* The task:
Will you transcribe all the entries word for word, skipping the pictures they hold?

(Dataset entries)
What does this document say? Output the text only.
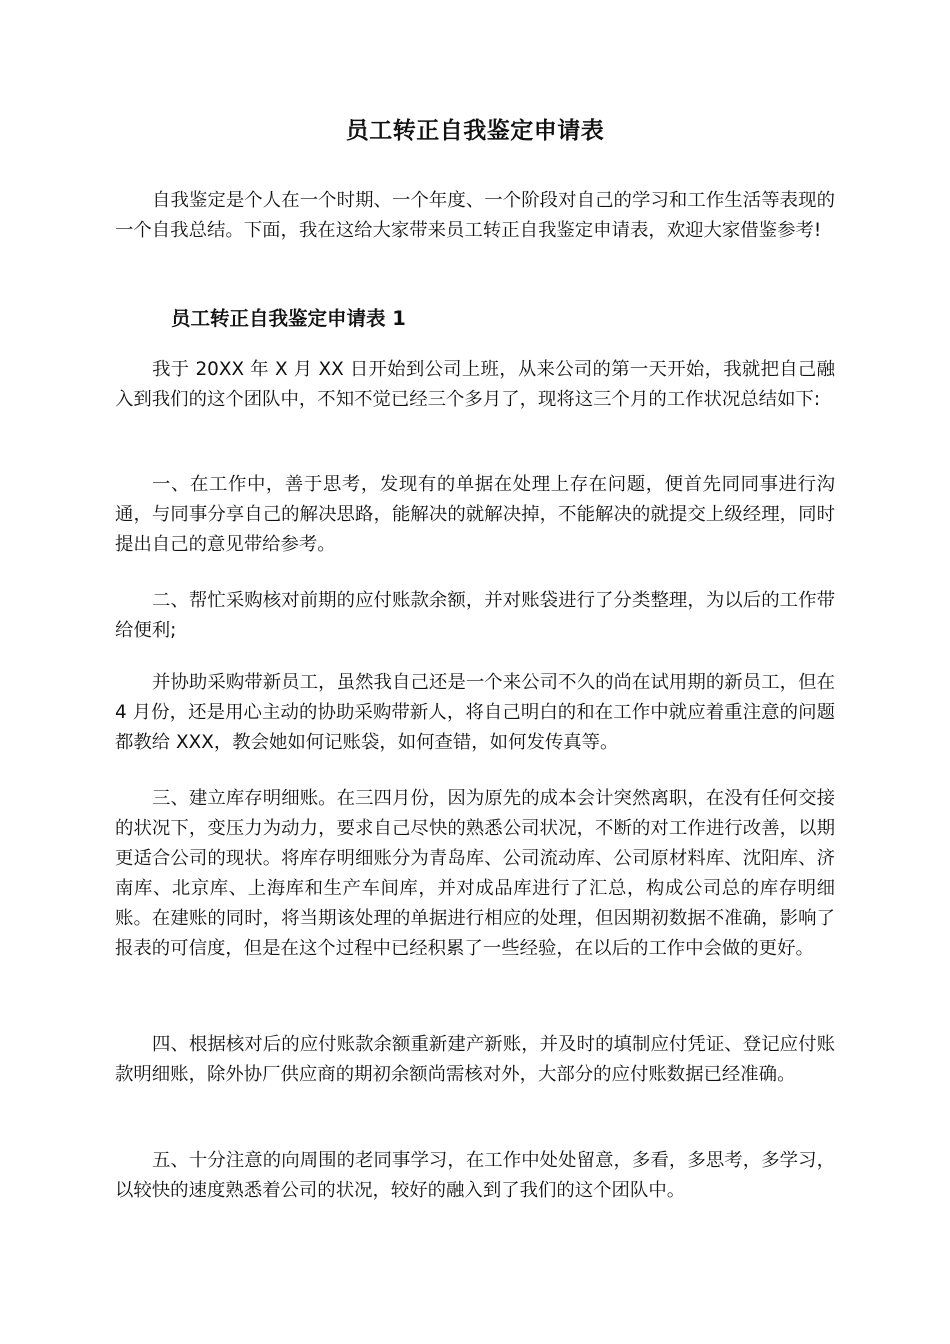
员工转正自我鉴定申请表

自我鉴定是个人在一个时期、一个年度、一个阶段对自己的学习和工作生活等表现的一个自我总结。下面，我在这给大家带来员工转正自我鉴定申请表，欢迎大家借鉴参考!

员工转正自我鉴定申请表 1

我于 20XX 年 X 月 XX 日开始到公司上班，从来公司的第一天开始，我就把自己融入到我们的这个团队中，不知不觉已经三个多月了，现将这三个月的工作状况总结如下:

一、在工作中，善于思考，发现有的单据在处理上存在问题，便首先同同事进行沟通，与同事分享自己的解决思路，能解决的就解决掉，不能解决的就提交上级经理，同时提出自己的意见带给参考。

二、帮忙采购核对前期的应付账款余额，并对账袋进行了分类整理，为以后的工作带给便利;

并协助采购带新员工，虽然我自己还是一个来公司不久的尚在试用期的新员工，但在 4 月份，还是用心主动的协助采购带新人，将自己明白的和在工作中就应着重注意的问题都教给 XXX，教会她如何记账袋，如何查错，如何发传真等。

三、建立库存明细账。在三四月份，因为原先的成本会计突然离职，在没有任何交接的状况下，变压力为动力，要求自己尽快的熟悉公司状况，不断的对工作进行改善，以期更适合公司的现状。将库存明细账分为青岛库、公司流动库、公司原材料库、沈阳库、济南库、北京库、上海库和生产车间库，并对成品库进行了汇总，构成公司总的库存明细账。在建账的同时，将当期该处理的单据进行相应的处理，但因期初数据不准确，影响了报表的可信度，但是在这个过程中已经积累了一些经验，在以后的工作中会做的更好。

四、根据核对后的应付账款余额重新建产新账，并及时的填制应付凭证、登记应付账款明细账，除外协厂供应商的期初余额尚需核对外，大部分的应付账数据已经准确。

五、十分注意的向周围的老同事学习，在工作中处处留意，多看，多思考，多学习，以较快的速度熟悉着公司的状况，较好的融入到了我们的这个团队中。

* Answer below:
What does this document say? Output the text only.
员工转正自我鉴定申请表

自我鉴定是个人在一个时期、一个年度、一个阶段对自己的学习和工作生活等表现的一个自我总结。下面，我在这给大家带来员工转正自我鉴定申请表，欢迎大家借鉴参考!

员工转正自我鉴定申请表 1

我于 20XX 年 X 月 XX 日开始到公司上班，从来公司的第一天开始，我就把自己融入到我们的这个团队中，不知不觉已经三个多月了，现将这三个月的工作状况总结如下:

一、在工作中，善于思考，发现有的单据在处理上存在问题，便首先同同事进行沟通，与同事分享自己的解决思路，能解决的就解决掉，不能解决的就提交上级经理，同时提出自己的意见带给参考。

二、帮忙采购核对前期的应付账款余额，并对账袋进行了分类整理，为以后的工作带给便利;

并协助采购带新员工，虽然我自己还是一个来公司不久的尚在试用期的新员工，但在 4 月份，还是用心主动的协助采购带新人，将自己明白的和在工作中就应着重注意的问题都教给 XXX，教会她如何记账袋，如何查错，如何发传真等。

三、建立库存明细账。在三四月份，因为原先的成本会计突然离职，在没有任何交接的状况下，变压力为动力，要求自己尽快的熟悉公司状况，不断的对工作进行改善，以期更适合公司的现状。将库存明细账分为青岛库、公司流动库、公司原材料库、沈阳库、济南库、北京库、上海库和生产车间库，并对成品库进行了汇总，构成公司总的库存明细账。在建账的同时，将当期该处理的单据进行相应的处理，但因期初数据不准确，影响了报表的可信度，但是在这个过程中已经积累了一些经验，在以后的工作中会做的更好。

四、根据核对后的应付账款余额重新建产新账，并及时的填制应付凭证、登记应付账款明细账，除外协厂供应商的期初余额尚需核对外，大部分的应付账数据已经准确。

五、十分注意的向周围的老同事学习，在工作中处处留意，多看，多思考，多学习，以较快的速度熟悉着公司的状况，较好的融入到了我们的这个团队中。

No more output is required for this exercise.